**TASK DIRECTIONS**
Look through the data below. Pick out the lines holding the string "czynności".

**RECORD SET**
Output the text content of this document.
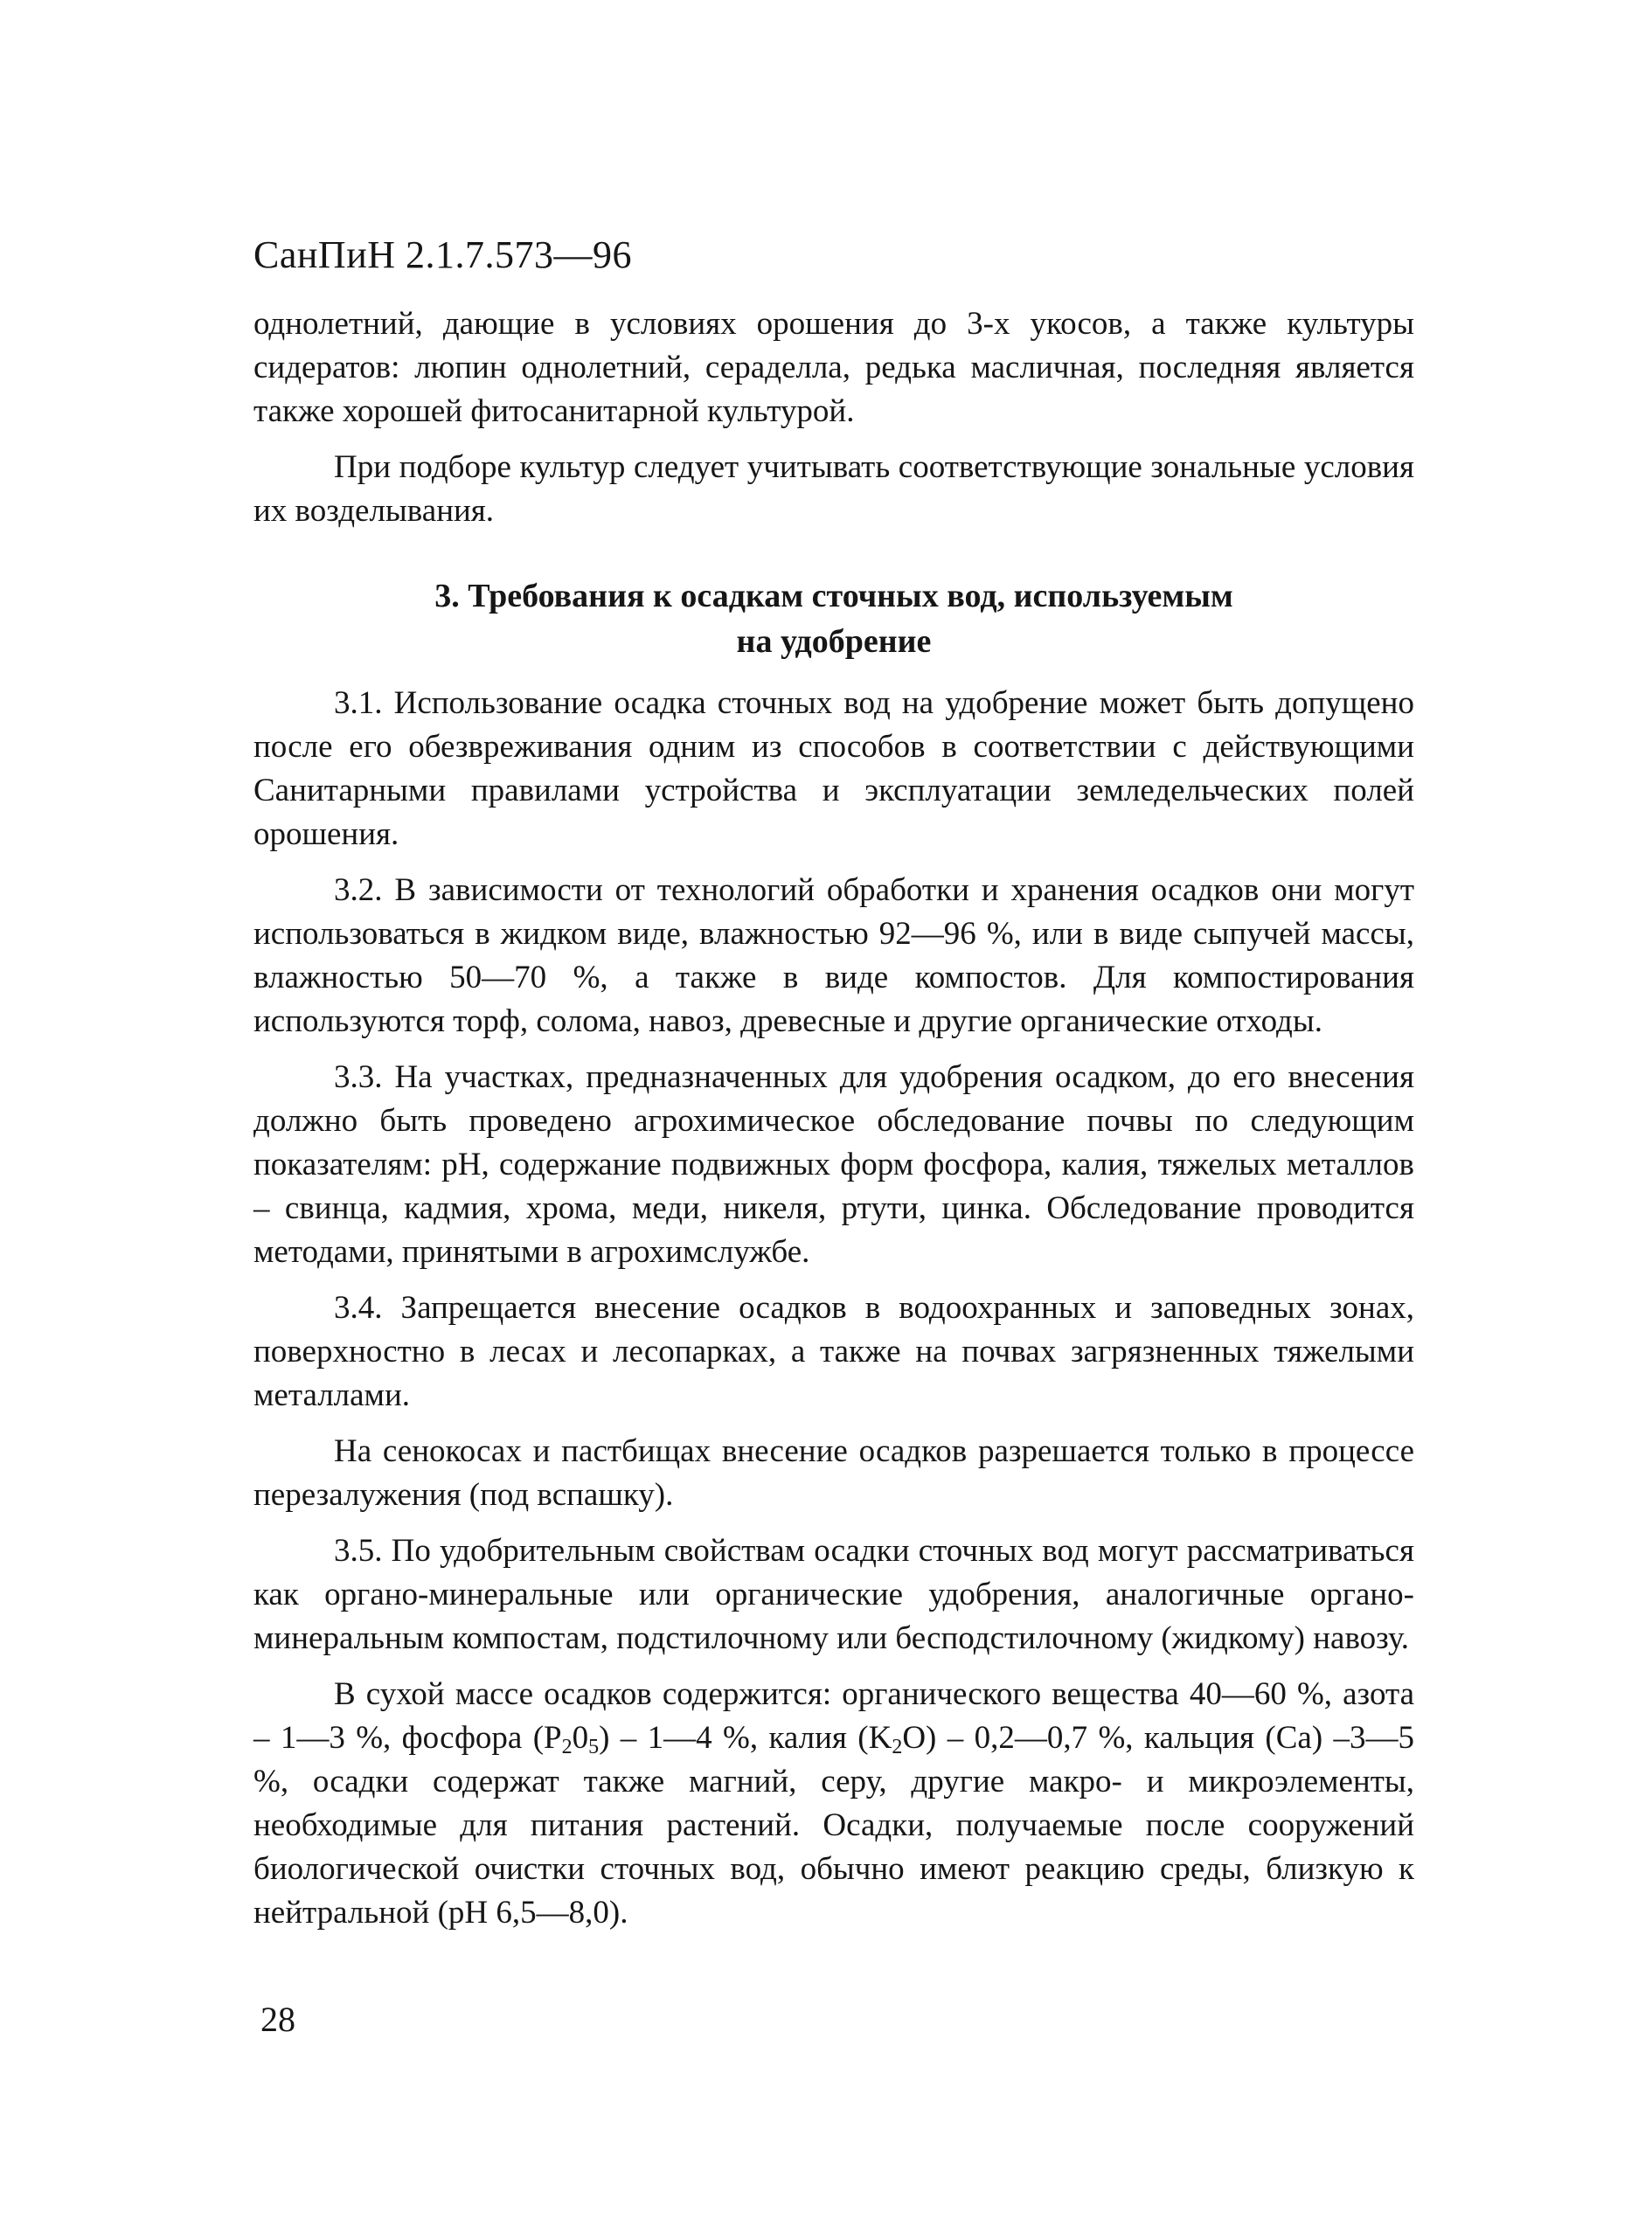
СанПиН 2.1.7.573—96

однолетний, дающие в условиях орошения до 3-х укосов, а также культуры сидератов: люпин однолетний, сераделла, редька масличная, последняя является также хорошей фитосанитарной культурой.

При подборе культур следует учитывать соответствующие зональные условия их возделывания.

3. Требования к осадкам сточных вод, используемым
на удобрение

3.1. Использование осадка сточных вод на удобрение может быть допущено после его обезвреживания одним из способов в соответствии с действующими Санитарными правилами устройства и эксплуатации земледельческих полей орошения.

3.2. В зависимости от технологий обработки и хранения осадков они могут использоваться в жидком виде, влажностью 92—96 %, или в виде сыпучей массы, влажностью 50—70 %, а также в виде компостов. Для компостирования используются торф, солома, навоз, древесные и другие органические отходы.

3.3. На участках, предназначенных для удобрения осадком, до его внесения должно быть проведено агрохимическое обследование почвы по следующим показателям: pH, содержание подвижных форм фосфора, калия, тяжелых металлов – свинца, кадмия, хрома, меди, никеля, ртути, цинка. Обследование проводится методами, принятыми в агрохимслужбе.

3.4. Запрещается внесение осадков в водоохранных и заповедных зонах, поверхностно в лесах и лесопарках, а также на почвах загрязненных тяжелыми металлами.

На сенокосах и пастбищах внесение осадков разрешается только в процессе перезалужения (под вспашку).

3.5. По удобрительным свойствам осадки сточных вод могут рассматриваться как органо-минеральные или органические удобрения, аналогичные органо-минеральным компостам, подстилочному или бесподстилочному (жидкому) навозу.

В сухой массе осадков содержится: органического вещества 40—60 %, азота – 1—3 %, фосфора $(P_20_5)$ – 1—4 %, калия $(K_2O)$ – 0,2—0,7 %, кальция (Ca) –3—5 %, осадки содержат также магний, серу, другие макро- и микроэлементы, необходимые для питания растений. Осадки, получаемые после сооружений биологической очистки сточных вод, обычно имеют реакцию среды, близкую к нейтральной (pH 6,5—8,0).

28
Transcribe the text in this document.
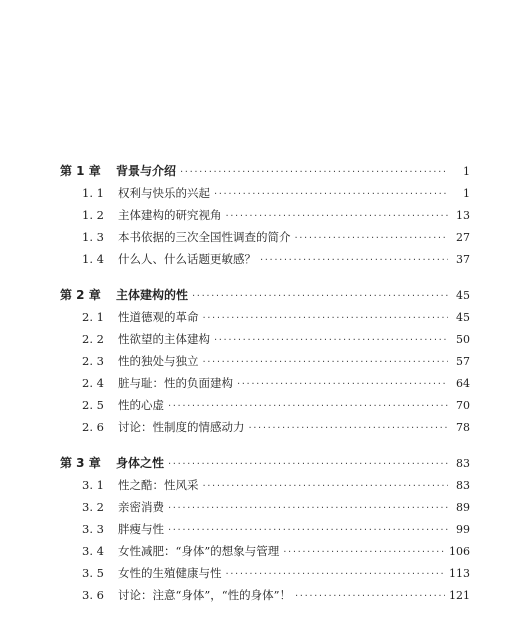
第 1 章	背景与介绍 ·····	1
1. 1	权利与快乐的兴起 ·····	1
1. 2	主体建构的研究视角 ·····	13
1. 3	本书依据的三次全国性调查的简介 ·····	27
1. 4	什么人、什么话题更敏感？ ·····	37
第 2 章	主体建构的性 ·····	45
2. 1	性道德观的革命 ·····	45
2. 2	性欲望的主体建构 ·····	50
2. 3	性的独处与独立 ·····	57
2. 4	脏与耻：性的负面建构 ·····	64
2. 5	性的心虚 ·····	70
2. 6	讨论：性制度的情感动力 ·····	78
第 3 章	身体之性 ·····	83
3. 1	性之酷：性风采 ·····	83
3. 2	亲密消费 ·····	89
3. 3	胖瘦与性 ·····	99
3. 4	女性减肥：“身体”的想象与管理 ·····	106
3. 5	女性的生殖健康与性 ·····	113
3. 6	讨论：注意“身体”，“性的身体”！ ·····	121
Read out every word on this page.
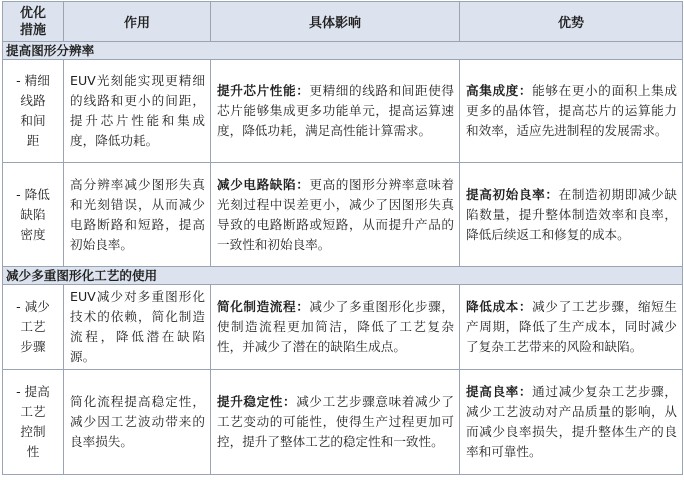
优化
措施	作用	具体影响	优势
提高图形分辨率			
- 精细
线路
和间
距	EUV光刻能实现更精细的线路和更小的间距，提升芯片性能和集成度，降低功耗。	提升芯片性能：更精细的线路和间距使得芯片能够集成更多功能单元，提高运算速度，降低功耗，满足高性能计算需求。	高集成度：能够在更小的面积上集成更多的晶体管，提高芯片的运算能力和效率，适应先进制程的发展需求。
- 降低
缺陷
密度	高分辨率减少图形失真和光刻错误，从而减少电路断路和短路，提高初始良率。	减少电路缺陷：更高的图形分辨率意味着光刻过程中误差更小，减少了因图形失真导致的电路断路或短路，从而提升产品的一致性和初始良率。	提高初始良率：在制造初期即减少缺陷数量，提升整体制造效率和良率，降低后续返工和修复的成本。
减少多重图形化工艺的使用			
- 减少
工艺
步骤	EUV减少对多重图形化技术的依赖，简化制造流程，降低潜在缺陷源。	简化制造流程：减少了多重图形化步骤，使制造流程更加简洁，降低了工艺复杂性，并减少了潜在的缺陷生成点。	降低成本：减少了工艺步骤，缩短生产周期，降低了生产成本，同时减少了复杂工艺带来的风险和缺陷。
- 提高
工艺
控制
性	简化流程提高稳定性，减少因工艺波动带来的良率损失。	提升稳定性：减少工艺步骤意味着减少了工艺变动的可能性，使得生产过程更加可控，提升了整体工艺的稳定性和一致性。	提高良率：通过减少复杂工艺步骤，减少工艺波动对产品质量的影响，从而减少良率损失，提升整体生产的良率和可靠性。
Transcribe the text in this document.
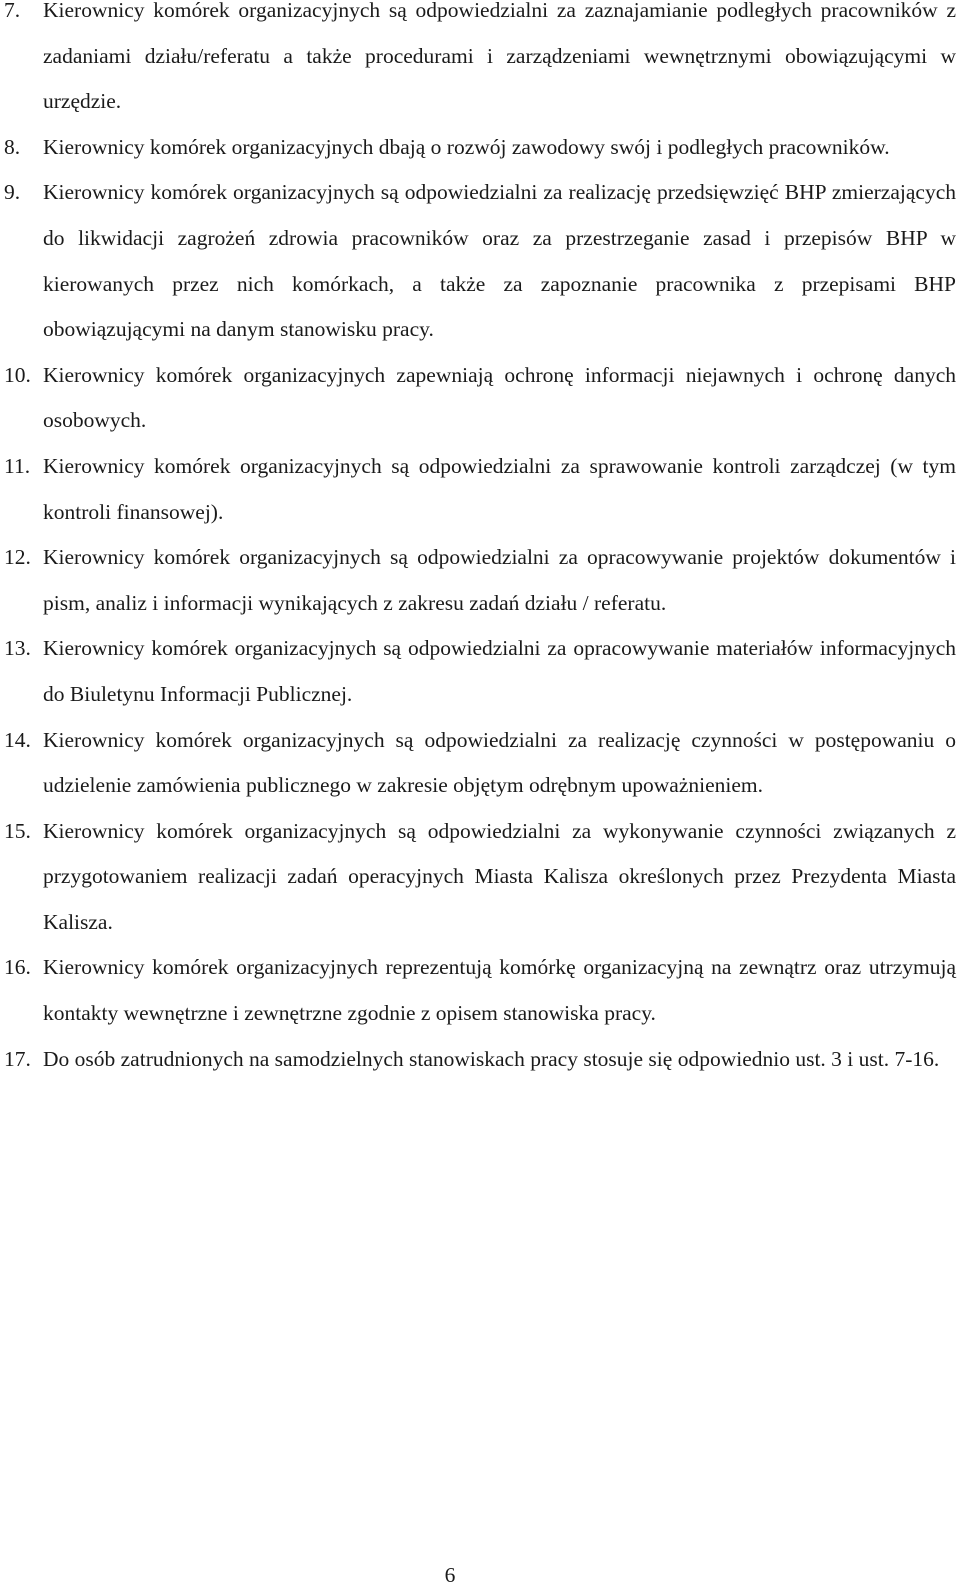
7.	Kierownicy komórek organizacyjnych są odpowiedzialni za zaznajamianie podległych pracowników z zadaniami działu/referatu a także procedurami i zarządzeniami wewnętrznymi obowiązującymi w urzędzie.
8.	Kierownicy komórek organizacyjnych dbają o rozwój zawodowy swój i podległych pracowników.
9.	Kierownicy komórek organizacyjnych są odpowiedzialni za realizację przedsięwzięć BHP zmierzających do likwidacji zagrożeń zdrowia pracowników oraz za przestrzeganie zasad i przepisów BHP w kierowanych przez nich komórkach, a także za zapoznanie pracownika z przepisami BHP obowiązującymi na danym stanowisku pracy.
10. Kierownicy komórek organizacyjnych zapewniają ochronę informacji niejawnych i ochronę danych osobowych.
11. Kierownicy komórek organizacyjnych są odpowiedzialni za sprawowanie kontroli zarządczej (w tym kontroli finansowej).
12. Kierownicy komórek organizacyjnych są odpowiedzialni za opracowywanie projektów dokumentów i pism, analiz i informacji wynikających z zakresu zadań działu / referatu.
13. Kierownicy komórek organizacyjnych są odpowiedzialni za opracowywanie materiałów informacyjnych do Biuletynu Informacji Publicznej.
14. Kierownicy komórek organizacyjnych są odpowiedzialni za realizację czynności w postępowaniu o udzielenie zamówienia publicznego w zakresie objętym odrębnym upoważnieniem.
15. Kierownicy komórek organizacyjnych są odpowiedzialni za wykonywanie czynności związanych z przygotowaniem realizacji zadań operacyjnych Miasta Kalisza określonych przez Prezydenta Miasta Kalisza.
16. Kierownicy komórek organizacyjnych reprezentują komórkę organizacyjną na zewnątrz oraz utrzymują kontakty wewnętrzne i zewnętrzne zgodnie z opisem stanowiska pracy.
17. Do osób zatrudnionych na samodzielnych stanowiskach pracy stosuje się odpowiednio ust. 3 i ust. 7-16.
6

**ANSWER**
14. Kierownicy komórek organizacyjnych są odpowiedzialni za realizację czynności w postępowaniu o udzielenie zamówienia publicznego w zakresie objętym odrębnym upoważnieniem.
15. Kierownicy komórek organizacyjnych są odpowiedzialni za wykonywanie czynności związanych z przygotowaniem realizacji zadań operacyjnych Miasta Kalisza określonych przez Prezydenta Miasta Kalisza.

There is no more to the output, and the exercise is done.